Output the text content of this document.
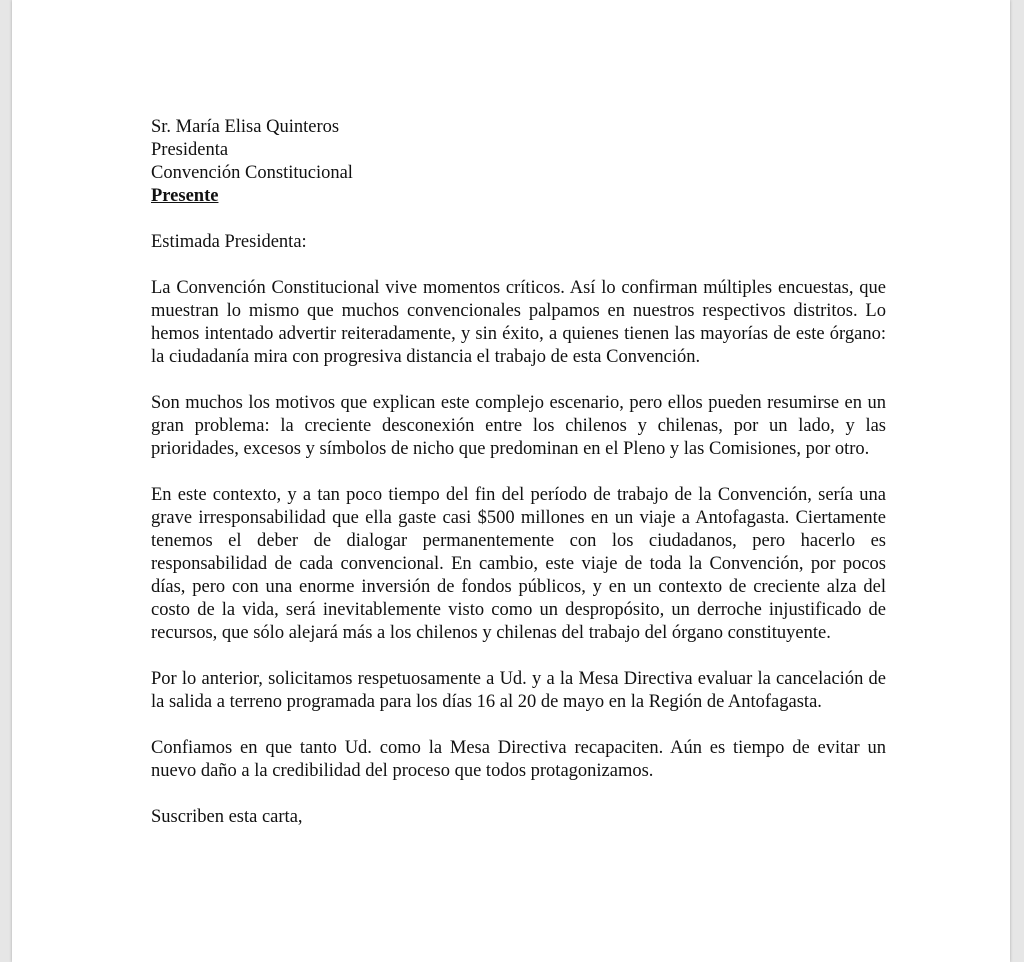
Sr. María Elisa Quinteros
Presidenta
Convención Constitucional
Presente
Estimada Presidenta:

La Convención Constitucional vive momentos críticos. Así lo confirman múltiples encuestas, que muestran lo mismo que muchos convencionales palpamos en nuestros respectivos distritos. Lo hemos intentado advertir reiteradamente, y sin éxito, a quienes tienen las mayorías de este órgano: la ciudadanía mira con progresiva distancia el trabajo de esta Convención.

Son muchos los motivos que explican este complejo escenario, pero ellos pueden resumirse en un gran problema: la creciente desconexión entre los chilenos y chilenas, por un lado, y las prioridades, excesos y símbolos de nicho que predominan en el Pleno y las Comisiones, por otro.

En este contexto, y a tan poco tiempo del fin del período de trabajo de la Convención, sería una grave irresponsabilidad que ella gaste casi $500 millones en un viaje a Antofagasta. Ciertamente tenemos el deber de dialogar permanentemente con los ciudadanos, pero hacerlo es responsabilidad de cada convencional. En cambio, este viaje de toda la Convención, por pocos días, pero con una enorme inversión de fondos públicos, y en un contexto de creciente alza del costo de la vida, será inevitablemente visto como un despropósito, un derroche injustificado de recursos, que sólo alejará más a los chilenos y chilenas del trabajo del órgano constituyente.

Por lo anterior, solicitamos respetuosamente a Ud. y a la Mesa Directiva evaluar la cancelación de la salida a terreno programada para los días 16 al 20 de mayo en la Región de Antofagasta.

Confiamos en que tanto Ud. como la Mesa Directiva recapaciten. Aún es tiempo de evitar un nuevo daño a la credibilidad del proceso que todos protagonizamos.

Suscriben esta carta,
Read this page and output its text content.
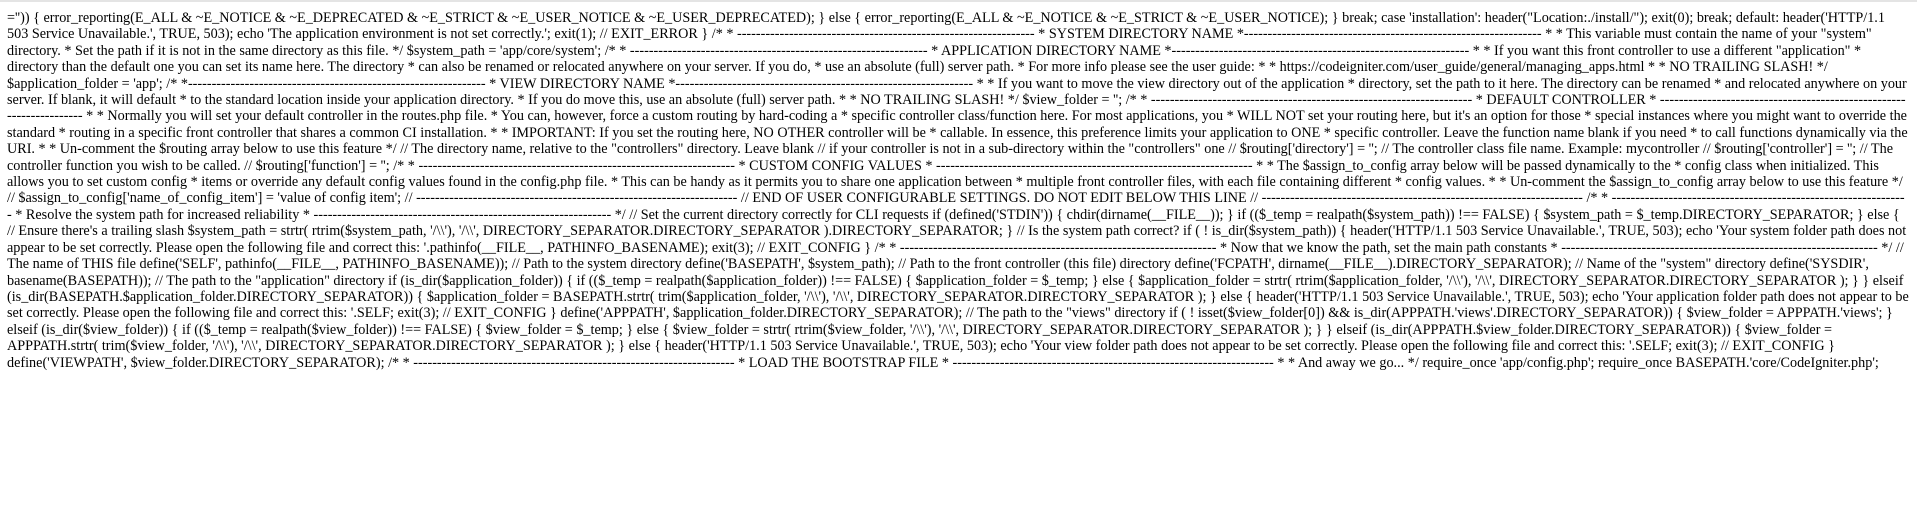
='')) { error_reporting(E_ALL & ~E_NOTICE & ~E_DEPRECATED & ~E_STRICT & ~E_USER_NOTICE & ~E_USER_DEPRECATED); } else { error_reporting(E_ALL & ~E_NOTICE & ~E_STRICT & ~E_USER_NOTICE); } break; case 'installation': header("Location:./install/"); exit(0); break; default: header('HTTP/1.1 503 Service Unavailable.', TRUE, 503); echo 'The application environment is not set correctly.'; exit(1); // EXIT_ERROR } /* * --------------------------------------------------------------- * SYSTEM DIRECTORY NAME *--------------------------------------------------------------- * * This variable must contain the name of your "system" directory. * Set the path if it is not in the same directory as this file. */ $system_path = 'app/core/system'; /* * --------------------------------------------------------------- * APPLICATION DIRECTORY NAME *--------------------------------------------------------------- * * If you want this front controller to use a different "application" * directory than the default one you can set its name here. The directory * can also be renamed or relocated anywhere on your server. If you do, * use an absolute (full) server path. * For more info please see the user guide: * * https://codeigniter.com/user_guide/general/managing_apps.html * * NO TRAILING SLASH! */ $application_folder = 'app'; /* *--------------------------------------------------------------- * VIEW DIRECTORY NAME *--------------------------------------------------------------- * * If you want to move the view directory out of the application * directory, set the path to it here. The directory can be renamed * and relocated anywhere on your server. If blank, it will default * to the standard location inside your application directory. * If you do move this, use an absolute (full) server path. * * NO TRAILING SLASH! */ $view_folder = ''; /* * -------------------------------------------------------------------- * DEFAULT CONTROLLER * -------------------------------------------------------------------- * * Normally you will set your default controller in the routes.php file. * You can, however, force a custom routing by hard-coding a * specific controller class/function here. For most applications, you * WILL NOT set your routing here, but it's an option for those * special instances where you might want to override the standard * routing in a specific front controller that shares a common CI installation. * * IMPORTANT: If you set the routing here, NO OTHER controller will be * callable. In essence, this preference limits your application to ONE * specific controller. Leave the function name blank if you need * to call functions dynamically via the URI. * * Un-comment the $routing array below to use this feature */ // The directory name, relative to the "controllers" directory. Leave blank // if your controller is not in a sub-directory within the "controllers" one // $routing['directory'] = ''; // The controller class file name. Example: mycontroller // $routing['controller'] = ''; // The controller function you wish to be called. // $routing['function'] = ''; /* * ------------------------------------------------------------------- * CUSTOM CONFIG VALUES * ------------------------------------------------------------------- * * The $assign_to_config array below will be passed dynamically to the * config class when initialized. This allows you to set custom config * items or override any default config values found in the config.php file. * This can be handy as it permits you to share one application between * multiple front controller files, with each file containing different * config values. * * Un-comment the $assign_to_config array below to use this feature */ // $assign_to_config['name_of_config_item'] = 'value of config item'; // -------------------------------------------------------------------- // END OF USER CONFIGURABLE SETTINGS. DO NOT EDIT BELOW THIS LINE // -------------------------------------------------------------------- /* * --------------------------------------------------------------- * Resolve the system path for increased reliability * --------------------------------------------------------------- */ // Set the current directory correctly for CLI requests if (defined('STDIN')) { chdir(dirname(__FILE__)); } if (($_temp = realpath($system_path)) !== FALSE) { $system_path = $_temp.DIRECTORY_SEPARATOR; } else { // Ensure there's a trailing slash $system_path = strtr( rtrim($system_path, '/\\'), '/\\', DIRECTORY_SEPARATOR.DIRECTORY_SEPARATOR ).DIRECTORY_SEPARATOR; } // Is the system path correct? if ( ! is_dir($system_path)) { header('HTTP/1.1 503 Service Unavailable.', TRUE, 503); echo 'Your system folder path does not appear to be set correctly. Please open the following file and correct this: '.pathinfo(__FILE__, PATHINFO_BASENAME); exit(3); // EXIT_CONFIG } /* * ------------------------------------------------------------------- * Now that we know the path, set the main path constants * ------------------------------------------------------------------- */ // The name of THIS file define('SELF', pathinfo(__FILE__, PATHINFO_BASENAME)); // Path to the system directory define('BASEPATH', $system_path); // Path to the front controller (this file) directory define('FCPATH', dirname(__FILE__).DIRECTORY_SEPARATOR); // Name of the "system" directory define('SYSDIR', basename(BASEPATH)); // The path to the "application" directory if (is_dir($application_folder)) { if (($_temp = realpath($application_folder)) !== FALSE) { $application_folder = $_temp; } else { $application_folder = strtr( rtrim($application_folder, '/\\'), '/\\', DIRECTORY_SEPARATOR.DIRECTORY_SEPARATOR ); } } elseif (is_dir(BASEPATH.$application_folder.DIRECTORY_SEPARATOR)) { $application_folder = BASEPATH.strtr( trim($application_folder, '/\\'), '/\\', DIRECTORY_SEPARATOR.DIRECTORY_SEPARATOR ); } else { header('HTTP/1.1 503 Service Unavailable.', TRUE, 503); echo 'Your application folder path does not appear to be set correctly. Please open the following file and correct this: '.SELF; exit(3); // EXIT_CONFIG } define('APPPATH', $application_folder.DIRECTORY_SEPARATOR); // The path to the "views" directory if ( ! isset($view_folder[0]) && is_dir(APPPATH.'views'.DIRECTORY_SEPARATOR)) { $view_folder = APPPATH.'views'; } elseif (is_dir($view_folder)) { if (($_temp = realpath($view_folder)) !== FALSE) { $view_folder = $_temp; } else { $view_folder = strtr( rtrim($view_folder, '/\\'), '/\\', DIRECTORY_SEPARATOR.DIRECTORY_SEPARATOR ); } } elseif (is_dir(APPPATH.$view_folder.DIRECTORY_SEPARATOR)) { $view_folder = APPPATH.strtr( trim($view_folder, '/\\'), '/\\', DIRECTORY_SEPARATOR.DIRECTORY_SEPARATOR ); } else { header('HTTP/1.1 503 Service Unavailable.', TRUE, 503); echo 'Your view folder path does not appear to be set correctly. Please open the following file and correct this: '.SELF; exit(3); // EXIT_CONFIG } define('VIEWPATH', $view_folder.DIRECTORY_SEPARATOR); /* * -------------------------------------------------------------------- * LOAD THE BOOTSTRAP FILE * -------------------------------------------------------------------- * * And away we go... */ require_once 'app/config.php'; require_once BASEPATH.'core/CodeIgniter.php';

^^^^^^^^

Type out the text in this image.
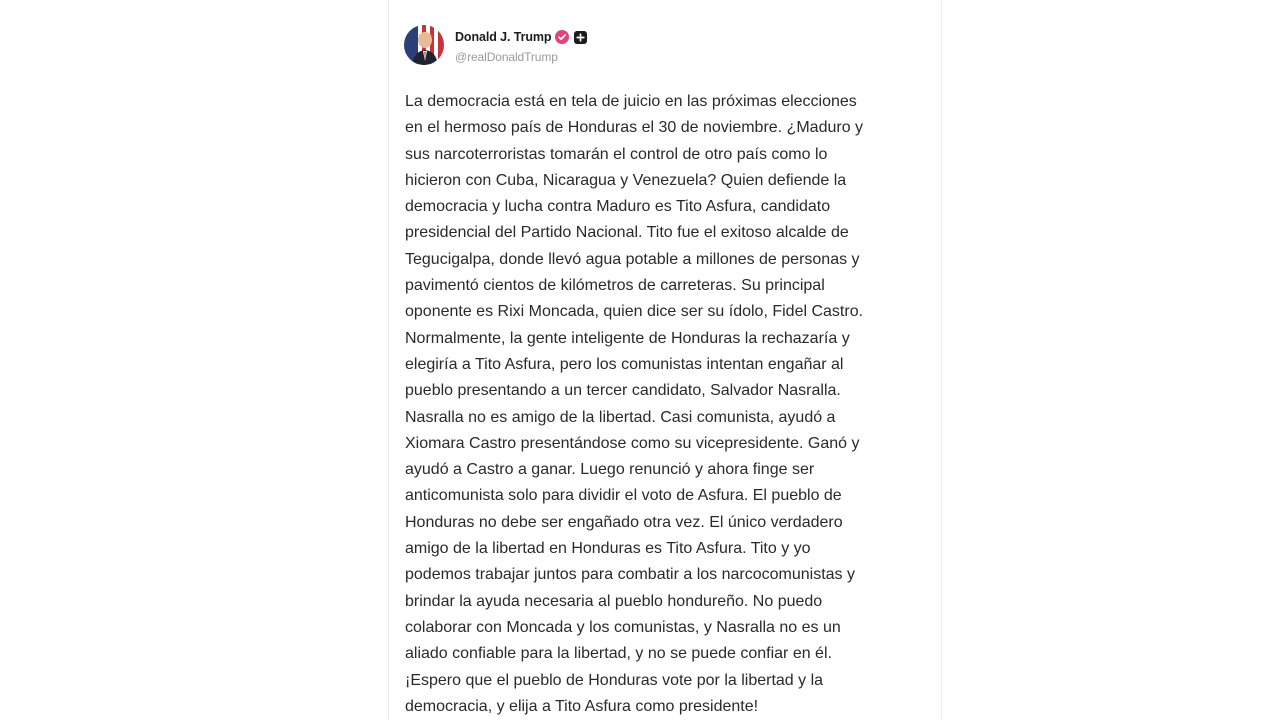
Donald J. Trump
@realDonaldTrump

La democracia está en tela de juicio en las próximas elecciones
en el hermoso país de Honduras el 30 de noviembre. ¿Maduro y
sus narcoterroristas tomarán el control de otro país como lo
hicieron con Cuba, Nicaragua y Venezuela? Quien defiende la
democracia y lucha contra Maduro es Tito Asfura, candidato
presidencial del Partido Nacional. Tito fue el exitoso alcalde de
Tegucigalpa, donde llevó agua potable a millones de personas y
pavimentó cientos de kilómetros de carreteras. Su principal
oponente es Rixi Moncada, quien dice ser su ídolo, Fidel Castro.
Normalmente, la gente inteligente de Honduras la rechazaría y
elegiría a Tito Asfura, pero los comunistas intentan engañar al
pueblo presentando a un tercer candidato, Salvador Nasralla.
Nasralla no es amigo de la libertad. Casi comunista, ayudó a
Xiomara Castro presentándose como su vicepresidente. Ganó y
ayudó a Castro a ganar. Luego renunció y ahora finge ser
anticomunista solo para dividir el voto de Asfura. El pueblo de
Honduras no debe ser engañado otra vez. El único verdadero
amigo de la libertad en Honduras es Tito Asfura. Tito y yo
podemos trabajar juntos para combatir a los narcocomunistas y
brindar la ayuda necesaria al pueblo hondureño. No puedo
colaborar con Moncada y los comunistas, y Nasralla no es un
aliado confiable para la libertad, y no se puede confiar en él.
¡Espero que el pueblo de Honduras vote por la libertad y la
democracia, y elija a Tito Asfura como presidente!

^^^^^^^^

### TASK STATEMENT:
Copy each line in the data that holds the word "Castro".

### RESPONSE:
oponente es Rixi Moncada, quien dice ser su ídolo, Fidel Castro.
Xiomara Castro presentándose como su vicepresidente. Ganó y
ayudó a Castro a ganar. Luego renunció y ahora finge ser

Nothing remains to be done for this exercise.